Go through the listing and copy each line with the string "JSON".

— Start of DATA IN THIS EXERCISE —

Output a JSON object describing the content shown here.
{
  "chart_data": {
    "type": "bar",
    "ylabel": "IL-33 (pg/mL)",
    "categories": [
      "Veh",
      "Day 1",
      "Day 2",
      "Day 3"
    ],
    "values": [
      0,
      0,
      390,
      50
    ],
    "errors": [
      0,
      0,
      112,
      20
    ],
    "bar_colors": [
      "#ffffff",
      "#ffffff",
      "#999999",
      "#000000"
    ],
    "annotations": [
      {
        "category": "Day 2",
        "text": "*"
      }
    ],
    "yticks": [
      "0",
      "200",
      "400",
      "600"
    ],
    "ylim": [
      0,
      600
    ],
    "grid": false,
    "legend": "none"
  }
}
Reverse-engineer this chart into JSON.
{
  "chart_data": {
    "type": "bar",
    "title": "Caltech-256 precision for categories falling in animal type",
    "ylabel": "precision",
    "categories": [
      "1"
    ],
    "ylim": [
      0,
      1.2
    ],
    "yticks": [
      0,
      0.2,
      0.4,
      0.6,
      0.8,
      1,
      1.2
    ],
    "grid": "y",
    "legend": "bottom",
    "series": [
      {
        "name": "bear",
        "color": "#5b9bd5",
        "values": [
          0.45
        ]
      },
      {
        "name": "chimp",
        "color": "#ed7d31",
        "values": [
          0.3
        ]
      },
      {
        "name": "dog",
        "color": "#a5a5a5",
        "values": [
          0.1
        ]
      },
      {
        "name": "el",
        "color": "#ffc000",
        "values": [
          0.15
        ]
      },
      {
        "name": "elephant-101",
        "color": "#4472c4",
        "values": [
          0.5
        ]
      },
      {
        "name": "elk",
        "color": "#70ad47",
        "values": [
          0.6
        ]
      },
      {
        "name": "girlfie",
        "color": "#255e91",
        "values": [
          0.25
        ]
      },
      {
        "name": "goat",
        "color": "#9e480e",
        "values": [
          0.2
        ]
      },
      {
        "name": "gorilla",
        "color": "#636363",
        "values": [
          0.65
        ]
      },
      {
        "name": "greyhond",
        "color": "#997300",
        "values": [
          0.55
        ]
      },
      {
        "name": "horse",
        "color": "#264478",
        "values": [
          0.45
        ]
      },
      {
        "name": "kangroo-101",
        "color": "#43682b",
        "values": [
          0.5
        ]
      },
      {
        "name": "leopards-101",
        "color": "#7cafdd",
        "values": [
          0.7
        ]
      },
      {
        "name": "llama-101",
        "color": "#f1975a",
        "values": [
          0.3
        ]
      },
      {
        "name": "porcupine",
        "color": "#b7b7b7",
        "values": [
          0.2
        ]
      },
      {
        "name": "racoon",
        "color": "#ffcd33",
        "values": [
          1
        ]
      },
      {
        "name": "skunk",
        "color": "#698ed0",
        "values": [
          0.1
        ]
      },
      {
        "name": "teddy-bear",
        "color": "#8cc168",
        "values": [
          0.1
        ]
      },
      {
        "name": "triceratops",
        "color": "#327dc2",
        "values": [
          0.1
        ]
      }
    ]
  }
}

— End of DATA IN THIS EXERCISE —
— Start of DATA IN THIS EXERCISE —

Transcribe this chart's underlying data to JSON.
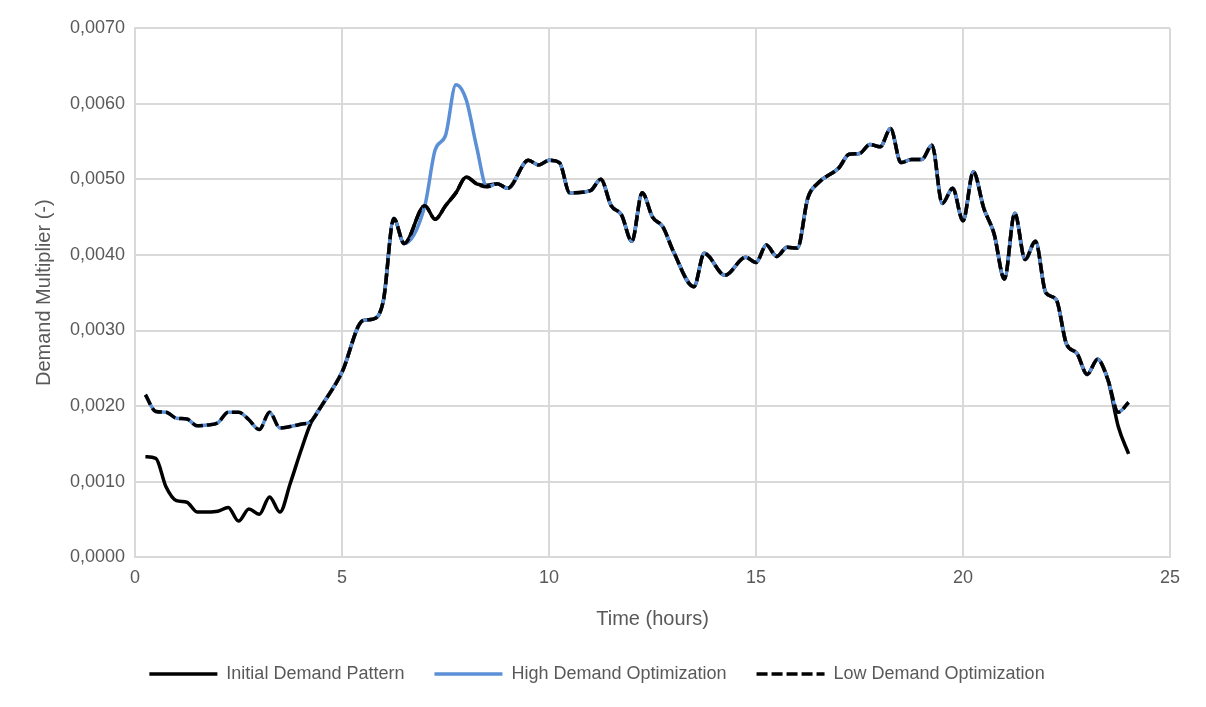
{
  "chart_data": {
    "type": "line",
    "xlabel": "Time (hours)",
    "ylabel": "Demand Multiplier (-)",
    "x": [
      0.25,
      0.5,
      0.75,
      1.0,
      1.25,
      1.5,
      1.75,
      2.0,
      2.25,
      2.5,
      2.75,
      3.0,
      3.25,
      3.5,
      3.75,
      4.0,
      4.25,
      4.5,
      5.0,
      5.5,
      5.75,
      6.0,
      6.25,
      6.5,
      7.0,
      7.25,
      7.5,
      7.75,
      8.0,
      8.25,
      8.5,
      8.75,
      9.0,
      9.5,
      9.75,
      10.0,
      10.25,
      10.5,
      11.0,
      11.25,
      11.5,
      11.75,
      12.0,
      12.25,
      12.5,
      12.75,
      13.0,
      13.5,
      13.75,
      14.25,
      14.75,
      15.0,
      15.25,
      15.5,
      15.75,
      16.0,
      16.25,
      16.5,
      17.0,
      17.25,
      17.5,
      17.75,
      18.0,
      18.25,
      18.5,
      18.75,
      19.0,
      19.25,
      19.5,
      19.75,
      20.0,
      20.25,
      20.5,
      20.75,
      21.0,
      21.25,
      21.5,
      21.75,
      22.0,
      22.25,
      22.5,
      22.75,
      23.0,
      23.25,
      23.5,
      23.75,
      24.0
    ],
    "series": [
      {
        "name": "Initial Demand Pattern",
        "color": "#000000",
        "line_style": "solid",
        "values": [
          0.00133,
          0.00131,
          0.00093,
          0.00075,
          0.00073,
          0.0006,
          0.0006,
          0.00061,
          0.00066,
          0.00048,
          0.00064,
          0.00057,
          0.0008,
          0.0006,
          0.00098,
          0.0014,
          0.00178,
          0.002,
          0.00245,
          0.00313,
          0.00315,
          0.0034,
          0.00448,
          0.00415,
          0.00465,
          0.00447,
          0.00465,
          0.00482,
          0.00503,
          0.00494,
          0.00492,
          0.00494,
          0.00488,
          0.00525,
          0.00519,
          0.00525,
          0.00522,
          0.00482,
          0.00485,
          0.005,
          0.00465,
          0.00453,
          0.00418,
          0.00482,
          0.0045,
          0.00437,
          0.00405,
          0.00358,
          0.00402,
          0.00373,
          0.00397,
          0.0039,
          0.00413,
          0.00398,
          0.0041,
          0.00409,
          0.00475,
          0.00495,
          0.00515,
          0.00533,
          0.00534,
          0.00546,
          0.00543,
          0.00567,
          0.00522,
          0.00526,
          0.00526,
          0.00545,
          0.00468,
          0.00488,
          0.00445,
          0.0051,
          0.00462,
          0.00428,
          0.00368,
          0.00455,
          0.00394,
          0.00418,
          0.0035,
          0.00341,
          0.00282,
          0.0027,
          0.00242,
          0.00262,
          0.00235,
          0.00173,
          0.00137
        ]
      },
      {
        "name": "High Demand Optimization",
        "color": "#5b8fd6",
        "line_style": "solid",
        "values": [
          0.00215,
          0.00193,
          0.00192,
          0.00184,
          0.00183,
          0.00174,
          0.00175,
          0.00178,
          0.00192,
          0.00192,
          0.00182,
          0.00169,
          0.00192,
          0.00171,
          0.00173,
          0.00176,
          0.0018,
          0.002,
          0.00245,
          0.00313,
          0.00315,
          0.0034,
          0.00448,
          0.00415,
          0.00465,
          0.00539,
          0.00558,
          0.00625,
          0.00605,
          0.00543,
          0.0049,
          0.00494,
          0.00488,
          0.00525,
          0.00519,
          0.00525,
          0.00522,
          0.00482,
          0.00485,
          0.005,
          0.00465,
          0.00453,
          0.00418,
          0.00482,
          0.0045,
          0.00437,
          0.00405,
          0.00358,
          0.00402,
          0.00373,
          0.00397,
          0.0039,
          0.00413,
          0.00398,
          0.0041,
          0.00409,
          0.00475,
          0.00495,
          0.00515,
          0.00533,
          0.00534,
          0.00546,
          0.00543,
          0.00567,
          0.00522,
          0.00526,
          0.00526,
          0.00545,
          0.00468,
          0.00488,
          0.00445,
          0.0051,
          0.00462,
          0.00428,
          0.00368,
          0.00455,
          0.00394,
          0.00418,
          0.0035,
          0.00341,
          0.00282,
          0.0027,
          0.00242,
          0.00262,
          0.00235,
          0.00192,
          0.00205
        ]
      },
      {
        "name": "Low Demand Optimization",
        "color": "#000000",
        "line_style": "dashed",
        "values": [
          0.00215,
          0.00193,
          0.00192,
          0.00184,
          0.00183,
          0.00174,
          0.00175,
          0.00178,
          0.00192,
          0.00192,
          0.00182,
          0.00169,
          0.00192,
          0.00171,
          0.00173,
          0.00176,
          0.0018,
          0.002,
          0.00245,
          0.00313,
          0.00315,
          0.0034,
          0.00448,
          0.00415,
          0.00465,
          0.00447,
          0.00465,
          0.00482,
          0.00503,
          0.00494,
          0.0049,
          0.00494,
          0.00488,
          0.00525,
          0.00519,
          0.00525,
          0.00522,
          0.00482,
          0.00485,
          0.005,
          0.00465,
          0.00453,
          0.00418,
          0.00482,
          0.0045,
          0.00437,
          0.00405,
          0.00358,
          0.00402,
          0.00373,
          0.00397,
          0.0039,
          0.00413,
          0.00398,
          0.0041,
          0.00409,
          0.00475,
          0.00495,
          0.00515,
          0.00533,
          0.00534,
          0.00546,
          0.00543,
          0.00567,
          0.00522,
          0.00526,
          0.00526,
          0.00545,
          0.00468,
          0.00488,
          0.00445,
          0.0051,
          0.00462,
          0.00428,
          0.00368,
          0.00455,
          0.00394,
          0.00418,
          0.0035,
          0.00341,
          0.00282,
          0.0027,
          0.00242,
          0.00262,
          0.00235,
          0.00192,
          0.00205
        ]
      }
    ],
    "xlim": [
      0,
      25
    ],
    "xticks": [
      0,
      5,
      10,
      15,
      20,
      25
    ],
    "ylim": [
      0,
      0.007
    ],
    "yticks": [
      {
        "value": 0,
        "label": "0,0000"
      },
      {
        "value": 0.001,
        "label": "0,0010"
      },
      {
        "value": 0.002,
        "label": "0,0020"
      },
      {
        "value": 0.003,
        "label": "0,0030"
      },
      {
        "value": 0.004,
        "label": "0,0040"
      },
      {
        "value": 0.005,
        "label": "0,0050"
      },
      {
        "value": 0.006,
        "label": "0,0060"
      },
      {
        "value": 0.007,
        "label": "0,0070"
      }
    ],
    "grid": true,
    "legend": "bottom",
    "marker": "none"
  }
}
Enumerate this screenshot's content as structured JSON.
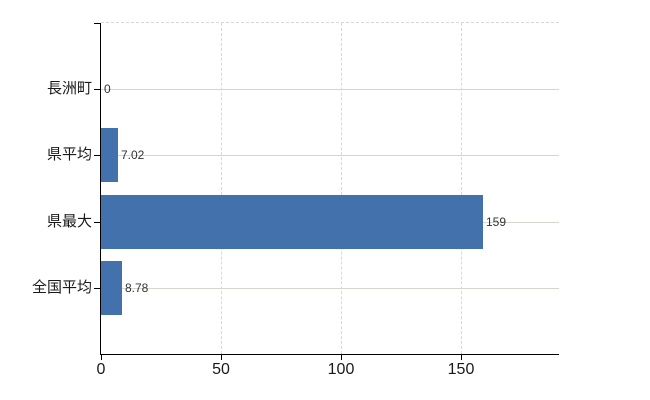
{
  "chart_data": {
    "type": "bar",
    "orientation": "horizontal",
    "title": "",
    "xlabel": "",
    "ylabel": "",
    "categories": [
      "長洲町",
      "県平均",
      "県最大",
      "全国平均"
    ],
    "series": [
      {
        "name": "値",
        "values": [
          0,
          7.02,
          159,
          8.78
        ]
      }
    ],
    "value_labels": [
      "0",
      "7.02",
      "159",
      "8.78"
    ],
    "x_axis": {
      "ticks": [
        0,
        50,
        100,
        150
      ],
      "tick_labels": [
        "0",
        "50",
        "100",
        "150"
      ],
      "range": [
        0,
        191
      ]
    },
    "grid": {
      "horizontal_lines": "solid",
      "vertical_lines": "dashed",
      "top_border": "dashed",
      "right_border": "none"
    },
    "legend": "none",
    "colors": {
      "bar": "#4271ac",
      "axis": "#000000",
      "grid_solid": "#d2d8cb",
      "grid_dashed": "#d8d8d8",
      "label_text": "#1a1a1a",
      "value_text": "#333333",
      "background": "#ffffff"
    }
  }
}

— End of DATA IN THIS EXERCISE —
— Start of DATA IN THIS EXERCISE —

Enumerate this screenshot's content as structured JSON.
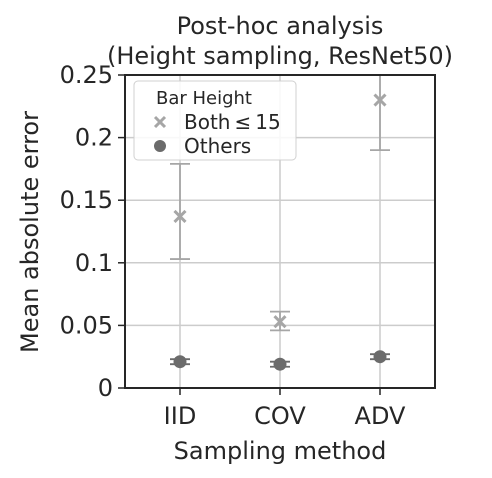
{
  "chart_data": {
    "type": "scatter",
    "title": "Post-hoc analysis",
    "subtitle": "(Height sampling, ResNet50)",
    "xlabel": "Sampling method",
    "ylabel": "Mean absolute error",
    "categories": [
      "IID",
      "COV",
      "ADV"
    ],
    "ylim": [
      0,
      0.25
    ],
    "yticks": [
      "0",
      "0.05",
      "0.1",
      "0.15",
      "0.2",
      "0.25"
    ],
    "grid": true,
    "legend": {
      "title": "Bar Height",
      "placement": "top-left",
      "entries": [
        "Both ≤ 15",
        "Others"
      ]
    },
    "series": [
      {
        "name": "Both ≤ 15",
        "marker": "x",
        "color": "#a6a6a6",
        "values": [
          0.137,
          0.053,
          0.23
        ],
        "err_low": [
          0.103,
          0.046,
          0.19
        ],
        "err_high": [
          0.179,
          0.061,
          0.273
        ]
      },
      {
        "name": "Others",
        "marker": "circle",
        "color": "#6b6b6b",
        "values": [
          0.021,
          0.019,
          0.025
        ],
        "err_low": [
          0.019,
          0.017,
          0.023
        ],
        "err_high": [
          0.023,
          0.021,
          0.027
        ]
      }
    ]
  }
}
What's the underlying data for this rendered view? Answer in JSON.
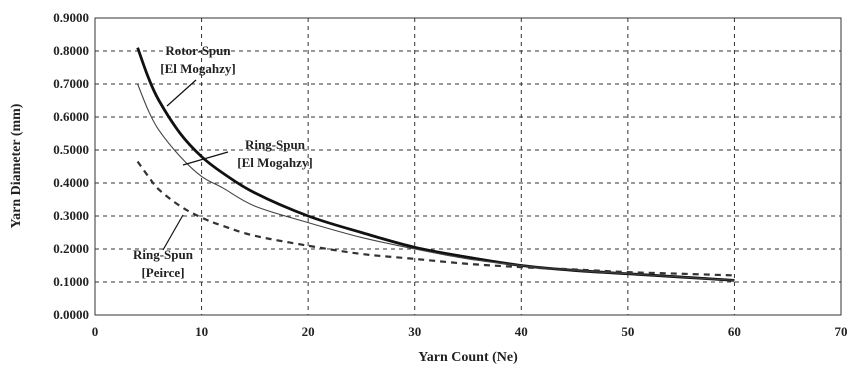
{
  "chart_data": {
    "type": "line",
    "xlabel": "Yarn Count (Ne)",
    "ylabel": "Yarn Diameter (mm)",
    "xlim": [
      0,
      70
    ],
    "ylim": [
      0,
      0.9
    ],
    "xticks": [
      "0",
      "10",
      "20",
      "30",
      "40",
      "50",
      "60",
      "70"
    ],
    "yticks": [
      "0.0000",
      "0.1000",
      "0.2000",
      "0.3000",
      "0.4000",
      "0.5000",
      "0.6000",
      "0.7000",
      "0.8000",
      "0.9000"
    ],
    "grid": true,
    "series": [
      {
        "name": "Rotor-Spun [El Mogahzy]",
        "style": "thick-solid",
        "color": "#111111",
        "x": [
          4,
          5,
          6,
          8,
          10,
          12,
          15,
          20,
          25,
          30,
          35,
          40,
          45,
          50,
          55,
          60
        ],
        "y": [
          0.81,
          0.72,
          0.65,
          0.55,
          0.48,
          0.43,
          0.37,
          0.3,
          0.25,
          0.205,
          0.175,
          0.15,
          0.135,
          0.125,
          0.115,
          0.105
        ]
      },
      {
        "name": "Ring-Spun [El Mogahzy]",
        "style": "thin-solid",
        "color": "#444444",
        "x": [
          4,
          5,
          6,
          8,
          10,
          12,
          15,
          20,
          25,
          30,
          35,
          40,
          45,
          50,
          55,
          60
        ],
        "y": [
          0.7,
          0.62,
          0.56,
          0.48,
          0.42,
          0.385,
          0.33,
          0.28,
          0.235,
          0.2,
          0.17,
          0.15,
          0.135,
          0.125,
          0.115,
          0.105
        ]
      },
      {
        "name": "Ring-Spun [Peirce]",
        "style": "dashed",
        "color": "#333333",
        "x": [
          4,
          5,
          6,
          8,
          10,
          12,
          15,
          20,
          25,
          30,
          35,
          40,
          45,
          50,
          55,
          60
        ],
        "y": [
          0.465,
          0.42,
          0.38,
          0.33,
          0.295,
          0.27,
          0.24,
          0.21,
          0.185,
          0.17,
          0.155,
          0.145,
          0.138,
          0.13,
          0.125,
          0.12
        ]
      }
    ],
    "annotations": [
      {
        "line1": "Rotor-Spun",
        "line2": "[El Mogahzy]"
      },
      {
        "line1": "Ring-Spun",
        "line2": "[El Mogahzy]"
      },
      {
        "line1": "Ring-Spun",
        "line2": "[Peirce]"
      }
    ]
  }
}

— End of DATA IN THIS EXERCISE —

TASK RESPONSE>
Output a JSON object describing the content shown here.
Reverse-engineer this chart into JSON.
Transcribe this chart's underlying data to JSON.
Enumerate this screenshot's content as structured JSON.
Enumerate this screenshot's content as structured JSON.
What's the underlying data for this rendered view? Answer in JSON.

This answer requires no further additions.